> Requirement 1
Do these statements agree with the passage on the search warrant? Answer yes or no for each, and quote the deciding words of the passage. (a) Officers at 45 Claremont Street were notified at about 10 p.m. that a search warrant had been issued. (b) The subjects from New York were expected at 5 p.m. instead of 7:30 p.m. (c) Officers had already contacted Magistrate Judge Martin with the search warrant application before the decision to enter the residence was relayed to AUSA Rogers.

At approximately 10 p.m., officers at 45 Claremont Street received notification that a search warrant had in fact been issued. They then conducted a search of the residence. Incident to this search, officers seized the nine kilograms of cocaine, the over $100,000 in cash, some paperwork, a heat sealing device, wrappings in which the cocaine was packaged, kilogram wrappings, and paperwork showing that the residence was in the custody of Shawn Montegio and Maria Benavides.

Prior to February 9, the Government had prepared an application for a search warrant including affidavits supporting the application. The information contained in the affidavits, most of which was available to the Government on February 8, 2003, pertained to the on-going investigation of the Defendant and various facts gleaned from intercepted telephone conversations and confidential sources. On February 9, but before the events leading to the surveillance and arrest of the Defendant, Special Agent Michael Kohn of the FBI called Assistant United States Attorney Mary Rogers and advised AUSA Rogers about the telephone intercepts on the 8th and 9th. Special Agent Kohn further advised AUSA Rogers of the fact that the subjects from New York would be arriving at approximately 7:30 p.m. instead of 5 p.m. shortly after receiving that information through the intercepted conversation. At about 5 p.m. on February 9, Special Agent Kohn met with Detective O'Brien and went to the office of the United States Attorney to meet with AUSA Rogers. They arrived at the U.S. Attorney's office at approximately 6 p.m. They began the process of completing the information in the search warrant application that had already been started. O'Brien and Kohn left the U.S. Attorney's office at about 7 p.m. and returned to the Central Falls area. As indicated above, a call was made to AUSA Rogers informing her of law enforcement's decision to enter the residence. At this point in time, officers had not yet made contact with Magistrate Judge Martin to present the search warrant application.

> Requirement 2
Repeat the lines of the records starting at the line that contains "tab-inspector[interactable]: In bbox=[1419, 3, 1459, 30]" and ending at the line that contains "hierarchy-tree: ▼ Level1", with both of those lines included.

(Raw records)

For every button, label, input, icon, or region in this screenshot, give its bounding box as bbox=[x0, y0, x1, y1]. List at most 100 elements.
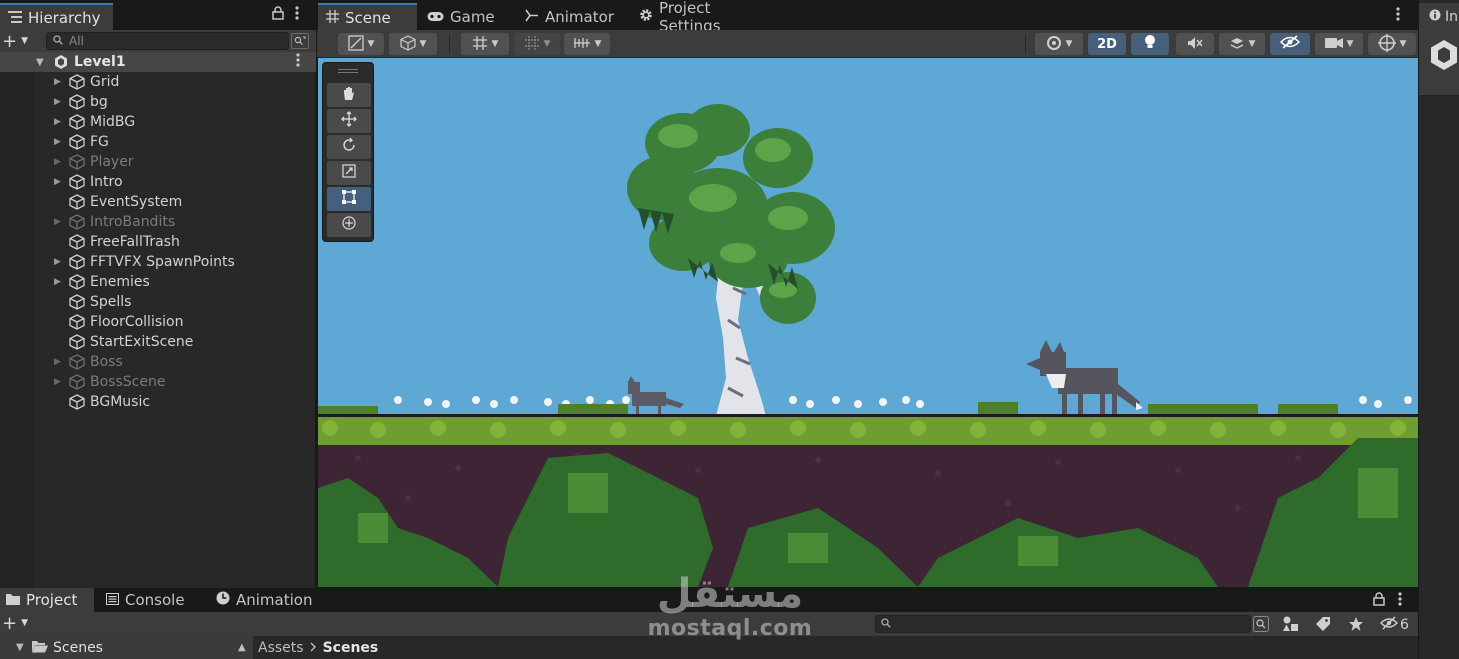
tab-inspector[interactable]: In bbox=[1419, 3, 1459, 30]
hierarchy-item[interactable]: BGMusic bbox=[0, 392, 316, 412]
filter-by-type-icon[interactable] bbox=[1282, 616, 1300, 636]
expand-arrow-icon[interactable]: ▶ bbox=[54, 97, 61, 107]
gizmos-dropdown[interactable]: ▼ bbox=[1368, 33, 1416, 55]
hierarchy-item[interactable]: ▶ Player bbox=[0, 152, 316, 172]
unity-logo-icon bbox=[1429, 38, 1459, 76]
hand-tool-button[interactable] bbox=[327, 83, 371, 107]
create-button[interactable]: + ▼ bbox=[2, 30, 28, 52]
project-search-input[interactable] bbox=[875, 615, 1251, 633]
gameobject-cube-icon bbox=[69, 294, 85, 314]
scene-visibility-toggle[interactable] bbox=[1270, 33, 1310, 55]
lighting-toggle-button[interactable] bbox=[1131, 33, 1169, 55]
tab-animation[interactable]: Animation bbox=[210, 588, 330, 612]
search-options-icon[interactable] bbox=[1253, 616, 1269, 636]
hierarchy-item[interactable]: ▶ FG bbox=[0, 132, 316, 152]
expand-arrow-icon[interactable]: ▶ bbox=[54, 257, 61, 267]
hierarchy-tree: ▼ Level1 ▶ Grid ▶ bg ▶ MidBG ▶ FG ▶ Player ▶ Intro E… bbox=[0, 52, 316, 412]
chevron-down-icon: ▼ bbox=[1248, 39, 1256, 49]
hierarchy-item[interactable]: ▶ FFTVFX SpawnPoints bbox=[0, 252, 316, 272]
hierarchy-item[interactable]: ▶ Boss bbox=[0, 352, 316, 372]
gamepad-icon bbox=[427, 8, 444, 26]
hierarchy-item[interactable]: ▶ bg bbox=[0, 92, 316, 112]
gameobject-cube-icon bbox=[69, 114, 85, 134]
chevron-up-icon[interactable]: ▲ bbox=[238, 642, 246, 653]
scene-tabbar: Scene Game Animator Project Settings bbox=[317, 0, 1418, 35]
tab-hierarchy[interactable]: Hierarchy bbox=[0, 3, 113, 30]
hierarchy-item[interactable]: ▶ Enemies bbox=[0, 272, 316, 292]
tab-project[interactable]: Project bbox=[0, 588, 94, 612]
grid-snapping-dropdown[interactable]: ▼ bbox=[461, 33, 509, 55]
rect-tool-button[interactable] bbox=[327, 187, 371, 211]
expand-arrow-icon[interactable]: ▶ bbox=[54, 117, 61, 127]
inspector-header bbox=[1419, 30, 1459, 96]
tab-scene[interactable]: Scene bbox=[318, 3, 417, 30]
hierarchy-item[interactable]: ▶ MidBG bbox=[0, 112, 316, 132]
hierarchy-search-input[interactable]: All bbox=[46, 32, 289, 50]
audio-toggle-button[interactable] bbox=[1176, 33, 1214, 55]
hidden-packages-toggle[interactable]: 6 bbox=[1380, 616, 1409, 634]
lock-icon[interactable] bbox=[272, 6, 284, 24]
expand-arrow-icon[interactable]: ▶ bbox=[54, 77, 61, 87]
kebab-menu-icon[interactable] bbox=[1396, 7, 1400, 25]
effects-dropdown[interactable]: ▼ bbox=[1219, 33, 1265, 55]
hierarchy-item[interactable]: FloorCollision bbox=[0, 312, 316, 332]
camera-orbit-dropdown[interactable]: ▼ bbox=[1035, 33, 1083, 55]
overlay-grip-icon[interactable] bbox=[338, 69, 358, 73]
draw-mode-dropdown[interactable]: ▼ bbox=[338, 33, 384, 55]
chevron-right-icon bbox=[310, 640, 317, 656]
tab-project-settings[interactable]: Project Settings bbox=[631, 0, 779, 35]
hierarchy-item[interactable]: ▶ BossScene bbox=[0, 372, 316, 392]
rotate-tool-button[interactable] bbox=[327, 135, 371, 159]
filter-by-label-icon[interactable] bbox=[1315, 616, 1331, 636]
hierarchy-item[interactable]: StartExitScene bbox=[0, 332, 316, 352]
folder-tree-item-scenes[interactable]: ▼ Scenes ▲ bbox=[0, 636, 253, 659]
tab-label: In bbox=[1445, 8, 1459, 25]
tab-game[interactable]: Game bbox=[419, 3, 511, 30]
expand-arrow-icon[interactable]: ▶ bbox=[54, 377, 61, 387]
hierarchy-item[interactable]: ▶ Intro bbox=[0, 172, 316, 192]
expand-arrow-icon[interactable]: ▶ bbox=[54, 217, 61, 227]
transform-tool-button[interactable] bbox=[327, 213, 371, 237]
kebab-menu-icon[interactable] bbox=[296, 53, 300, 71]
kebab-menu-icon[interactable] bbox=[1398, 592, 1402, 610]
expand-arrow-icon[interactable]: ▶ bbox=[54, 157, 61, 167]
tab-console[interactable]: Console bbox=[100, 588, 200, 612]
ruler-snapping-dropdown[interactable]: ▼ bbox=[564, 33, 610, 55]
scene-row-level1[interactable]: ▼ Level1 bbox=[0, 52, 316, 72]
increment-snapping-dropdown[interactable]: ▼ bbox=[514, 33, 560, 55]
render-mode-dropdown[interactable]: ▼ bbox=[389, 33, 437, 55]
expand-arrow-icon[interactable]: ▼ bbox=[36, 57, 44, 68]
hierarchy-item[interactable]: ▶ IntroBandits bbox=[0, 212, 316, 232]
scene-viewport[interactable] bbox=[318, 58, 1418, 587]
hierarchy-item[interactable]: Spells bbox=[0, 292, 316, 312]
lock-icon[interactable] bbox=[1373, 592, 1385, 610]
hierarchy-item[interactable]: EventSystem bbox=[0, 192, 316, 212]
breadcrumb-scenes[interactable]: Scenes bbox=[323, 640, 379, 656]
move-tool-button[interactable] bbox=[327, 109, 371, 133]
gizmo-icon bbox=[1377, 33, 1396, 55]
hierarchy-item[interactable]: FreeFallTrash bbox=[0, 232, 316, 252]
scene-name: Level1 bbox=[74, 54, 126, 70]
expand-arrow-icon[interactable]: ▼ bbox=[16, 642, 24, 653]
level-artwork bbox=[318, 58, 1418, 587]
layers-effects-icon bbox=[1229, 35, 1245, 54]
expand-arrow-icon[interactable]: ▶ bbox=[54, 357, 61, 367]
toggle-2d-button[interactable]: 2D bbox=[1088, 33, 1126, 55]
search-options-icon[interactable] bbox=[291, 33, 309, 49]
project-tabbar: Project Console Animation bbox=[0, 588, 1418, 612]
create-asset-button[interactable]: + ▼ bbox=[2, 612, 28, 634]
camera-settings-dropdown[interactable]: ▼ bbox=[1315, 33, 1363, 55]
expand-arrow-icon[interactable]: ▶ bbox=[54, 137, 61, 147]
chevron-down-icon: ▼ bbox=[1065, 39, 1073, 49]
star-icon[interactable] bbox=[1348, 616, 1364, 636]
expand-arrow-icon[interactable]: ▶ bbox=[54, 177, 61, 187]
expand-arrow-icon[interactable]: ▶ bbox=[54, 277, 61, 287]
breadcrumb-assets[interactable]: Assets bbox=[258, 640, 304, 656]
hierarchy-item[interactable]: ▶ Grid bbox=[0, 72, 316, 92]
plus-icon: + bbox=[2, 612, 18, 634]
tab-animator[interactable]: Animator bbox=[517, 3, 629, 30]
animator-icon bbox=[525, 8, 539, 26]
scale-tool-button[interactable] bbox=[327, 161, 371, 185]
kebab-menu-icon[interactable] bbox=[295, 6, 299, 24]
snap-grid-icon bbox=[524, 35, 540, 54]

> Answer 1
(a) Yes: "At approximately 10 p.m., officers at 45 Claremont Street received notification that a search warrant had in fact been issued."
(b) No: "the subjects from New York would be arriving at approximately 7:30 p.m. instead of 5 p.m."
(c) No: "At this point in time, officers had not yet made contact with Magistrate Judge Martin to present the search warrant application."

> Answer 2
tab-inspector[interactable]: In bbox=[1419, 3, 1459, 30]
hierarchy-item[interactable]: BGMusic bbox=[0, 392, 316, 412]
filter-by-type-icon[interactable] bbox=[1282, 616, 1300, 636]
expand-arrow-icon[interactable]: ▶ bbox=[54, 97, 61, 107]
gizmos-dropdown[interactable]: ▼ bbox=[1368, 33, 1416, 55]
hierarchy-item[interactable]: ▶ Player bbox=[0, 152, 316, 172]
unity-logo-icon bbox=[1429, 38, 1459, 76]
hand-tool-button[interactable] bbox=[327, 83, 371, 107]
create-button[interactable]: + ▼ bbox=[2, 30, 28, 52]
project-search-input[interactable] bbox=[875, 615, 1251, 633]
gameobject-cube-icon bbox=[69, 294, 85, 314]
scene-visibility-toggle[interactable] bbox=[1270, 33, 1310, 55]
lighting-toggle-button[interactable] bbox=[1131, 33, 1169, 55]
tab-animation[interactable]: Animation bbox=[210, 588, 330, 612]
search-options-icon[interactable] bbox=[1253, 616, 1269, 636]
hierarchy-item[interactable]: ▶ FG bbox=[0, 132, 316, 152]
expand-arrow-icon[interactable]: ▶ bbox=[54, 257, 61, 267]
hierarchy-tree: ▼ Level1 ▶ Grid ▶ bg ▶ MidBG ▶ FG ▶ Player ▶ Intro E… bbox=[0, 52, 316, 412]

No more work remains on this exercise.